* **TASK TO COMPLETE**: Return all entries precisely as they stand, without the images.

* **GIVEN DATA**:
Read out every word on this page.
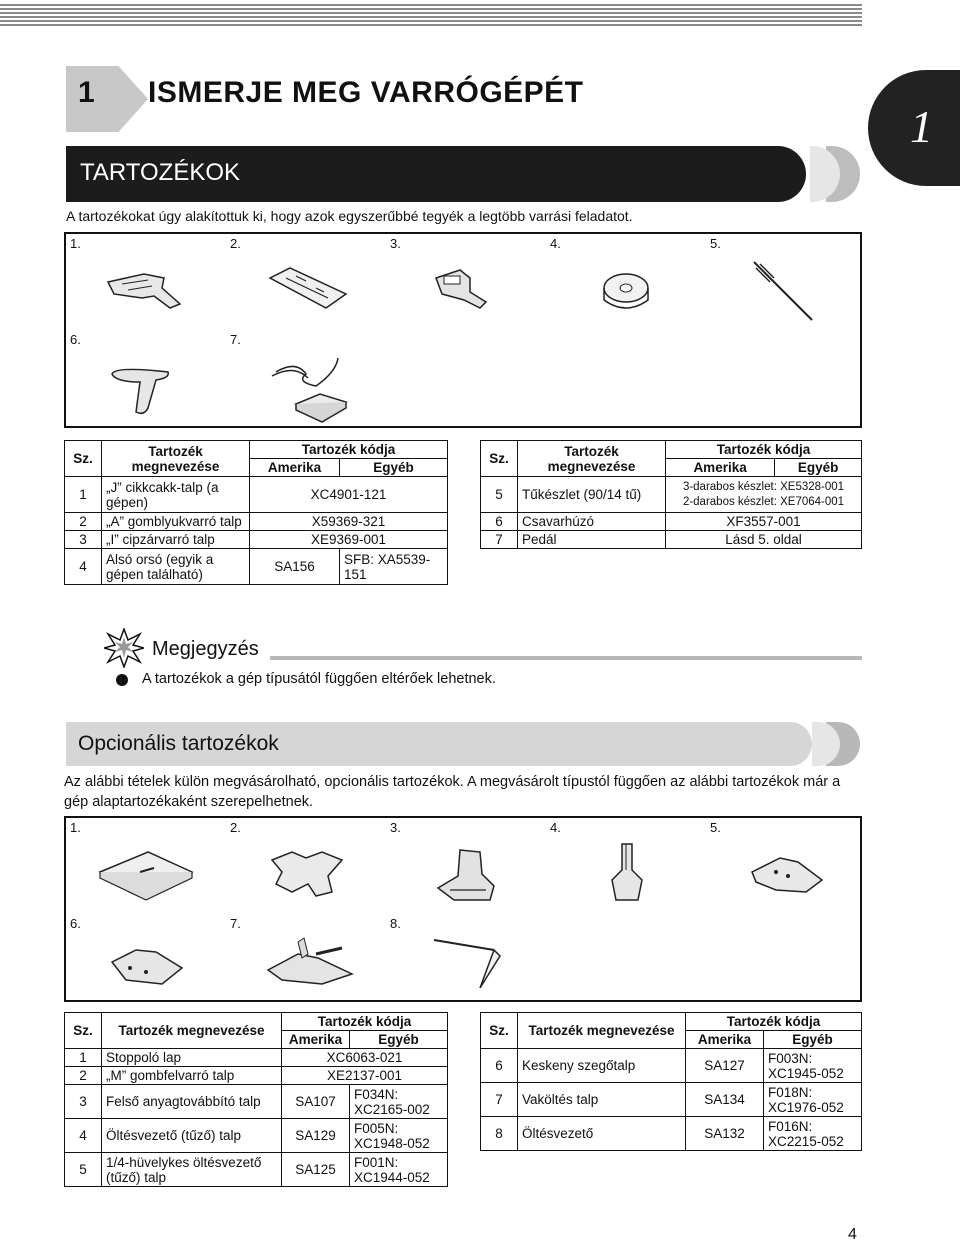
1 ISMERJE MEG VARRÓGÉPÉT
1
TARTOZÉKOK
A tartozékokat úgy alakítottuk ki, hogy azok egyszerűbbé tegyék a legtöbb varrási feladatot.
1.	2.	3.	4.	5.
6.	7.
Sz.	Tartozék megnevezése	Tartozék kódja	
		Amerika	Egyéb
1	„J” cikkcakk-talp (a gépen)	XC4901-121	
2	„A” gomblyukvarró talp	X59369-321	
3	„I” cipzárvarró talp	XE9369-001	
4	Alsó orsó (egyik a gépen található)	SA156	SFB: XA5539-151
Sz.	Tartozék megnevezése	Tartozék kódja	
		Amerika	Egyéb
5	Tűkészlet (90/14 tű)	3-darabos készlet: XE5328-001
2-darabos készlet: XE7064-001	

6	Csavarhúzó	XF3557-001	
7	Pedál	Lásd 5. oldal	
Megjegyzés
A tartozékok a gép típusától függően eltérőek lehetnek.
Opcionális tartozékok
Az alábbi tételek külön megvásárolható, opcionális tartozékok. A megvásárolt típustól függően az alábbi tartozékok már a gép alaptartozékaként szerepelhetnek.
1.	2.	3.	4.	5.
6.	7.	8.
Sz.	Tartozék megnevezése	Tartozék kódja	
		Amerika	Egyéb
1	Stoppoló lap	XC6063-021	
2	„M” gombfelvarró talp	XE2137-001	
3	Felső anyagtovábbító talp	SA107	F034N: XC2165-002
4	Öltésvezető (tűző) talp	SA129	F005N: XC1948-052
5	1/4-hüvelykes öltésvezető (tűző) talp	SA125	F001N: XC1944-052
Sz.	Tartozék megnevezése	Tartozék kódja	
		Amerika	Egyéb
6	Keskeny szegőtalp	SA127	F003N: XC1945-052
7	Vaköltés talp	SA134	F018N: XC1976-052
8	Öltésvezető	SA132	F016N: XC2215-052
4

* **OUTPUT**:
Read out every word on this page.
1 ISMERJE MEG VARRÓGÉPÉT
1
TARTOZÉKOK
A tartozékokat úgy alakítottuk ki, hogy azok egyszerűbbé tegyék a legtöbb varrási feladatot.
1.	2.	3.	4.	5.
6.	7.
Sz.	Tartozék megnevezése	Tartozék kódja	
		Amerika	Egyéb
1	„J” cikkcakk-talp (a gépen)	XC4901-121	
2	„A” gomblyukvarró talp	X59369-321	
3	„I” cipzárvarró talp	XE9369-001	
4	Alsó orsó (egyik a gépen található)	SA156	SFB: XA5539-151
Sz.	Tartozék megnevezése	Tartozék kódja	
		Amerika	Egyéb
5	Tűkészlet (90/14 tű)	3-darabos készlet: XE5328-001
2-darabos készlet: XE7064-001	

6	Csavarhúzó	XF3557-001	
7	Pedál	Lásd 5. oldal	
Megjegyzés
A tartozékok a gép típusától függően eltérőek lehetnek.
Opcionális tartozékok
Az alábbi tételek külön megvásárolható, opcionális tartozékok. A megvásárolt típustól függően az alábbi tartozékok már a gép alaptartozékaként szerepelhetnek.
1.	2.	3.	4.	5.
6.	7.	8.
Sz.	Tartozék megnevezése	Tartozék kódja	
		Amerika	Egyéb
1	Stoppoló lap	XC6063-021	
2	„M” gombfelvarró talp	XE2137-001	
3	Felső anyagtovábbító talp	SA107	F034N: XC2165-002
4	Öltésvezető (tűző) talp	SA129	F005N: XC1948-052
5	1/4-hüvelykes öltésvezető (tűző) talp	SA125	F001N: XC1944-052
Sz.	Tartozék megnevezése	Tartozék kódja	
		Amerika	Egyéb
6	Keskeny szegőtalp	SA127	F003N: XC1945-052
7	Vaköltés talp	SA134	F018N: XC1976-052
8	Öltésvezető	SA132	F016N: XC2215-052
4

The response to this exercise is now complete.